▶ _STATED PROBLEM_
Output the data exactly, with every line intact.
>> BEGIN DATA ENTRIES
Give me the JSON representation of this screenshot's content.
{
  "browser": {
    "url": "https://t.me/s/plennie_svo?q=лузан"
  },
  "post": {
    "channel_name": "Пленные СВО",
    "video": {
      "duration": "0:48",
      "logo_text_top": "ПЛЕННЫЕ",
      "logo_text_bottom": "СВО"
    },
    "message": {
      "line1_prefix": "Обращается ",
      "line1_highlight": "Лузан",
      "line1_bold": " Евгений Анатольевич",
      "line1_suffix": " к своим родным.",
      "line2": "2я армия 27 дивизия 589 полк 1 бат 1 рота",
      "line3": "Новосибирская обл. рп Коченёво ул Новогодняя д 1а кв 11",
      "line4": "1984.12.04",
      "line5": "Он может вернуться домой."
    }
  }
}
>> END DATA ENTRIES
▶ _RESPONSE TO THIS EXERCISE_
Give me the JSON representation of this screenshot's content.
{
  "browser": {
    "url": "https://t.me/s/plennie_svo?q=лузан"
  },
  "post": {
    "channel_name": "Пленные СВО",
    "video": {
      "duration": "0:48",
      "logo_text_top": "ПЛЕННЫЕ",
      "logo_text_bottom": "СВО"
    },
    "message": {
      "line1_prefix": "Обращается ",
      "line1_highlight": "Лузан",
      "line1_bold": " Евгений Анатольевич",
      "line1_suffix": " к своим родным.",
      "line2": "2я армия 27 дивизия 589 полк 1 бат 1 рота",
      "line3": "Новосибирская обл. рп Коченёво ул Новогодняя д 1а кв 11",
      "line4": "1984.12.04",
      "line5": "Он может вернуться домой."
    }
  }
}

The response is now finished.